_THE EXERCISE_: Repeat the full listing, word for word.

(Entries from a dataset)

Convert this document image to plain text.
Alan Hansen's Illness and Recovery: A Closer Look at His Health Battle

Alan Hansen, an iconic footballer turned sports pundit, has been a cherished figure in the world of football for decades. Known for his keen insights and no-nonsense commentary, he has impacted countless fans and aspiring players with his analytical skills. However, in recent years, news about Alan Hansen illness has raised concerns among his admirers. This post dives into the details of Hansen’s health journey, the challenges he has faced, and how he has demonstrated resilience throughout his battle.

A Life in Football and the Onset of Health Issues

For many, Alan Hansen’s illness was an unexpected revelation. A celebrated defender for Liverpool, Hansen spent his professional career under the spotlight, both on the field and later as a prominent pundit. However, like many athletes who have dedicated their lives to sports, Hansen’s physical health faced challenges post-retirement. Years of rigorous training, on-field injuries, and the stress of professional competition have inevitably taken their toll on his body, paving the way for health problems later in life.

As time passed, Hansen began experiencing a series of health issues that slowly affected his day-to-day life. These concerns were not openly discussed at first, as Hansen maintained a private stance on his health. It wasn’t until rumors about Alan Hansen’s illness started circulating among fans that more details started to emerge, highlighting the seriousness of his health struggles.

_TASK ANSWER_:
Convert this document image to plain text.
Alan Hansen's Illness and Recovery: A Closer Look at His Health Battle

Alan Hansen, an iconic footballer turned sports pundit, has been a cherished figure in the world of football for decades. Known for his keen insights and no-nonsense commentary, he has impacted countless fans and aspiring players with his analytical skills. However, in recent years, news about Alan Hansen illness has raised concerns among his admirers. This post dives into the details of Hansen’s health journey, the challenges he has faced, and how he has demonstrated resilience throughout his battle.

A Life in Football and the Onset of Health Issues

For many, Alan Hansen’s illness was an unexpected revelation. A celebrated defender for Liverpool, Hansen spent his professional career under the spotlight, both on the field and later as a prominent pundit. However, like many athletes who have dedicated their lives to sports, Hansen’s physical health faced challenges post-retirement. Years of rigorous training, on-field injuries, and the stress of professional competition have inevitably taken their toll on his body, paving the way for health problems later in life.

As time passed, Hansen began experiencing a series of health issues that slowly affected his day-to-day life. These concerns were not openly discussed at first, as Hansen maintained a private stance on his health. It wasn’t until rumors about Alan Hansen’s illness started circulating among fans that more details started to emerge, highlighting the seriousness of his health struggles.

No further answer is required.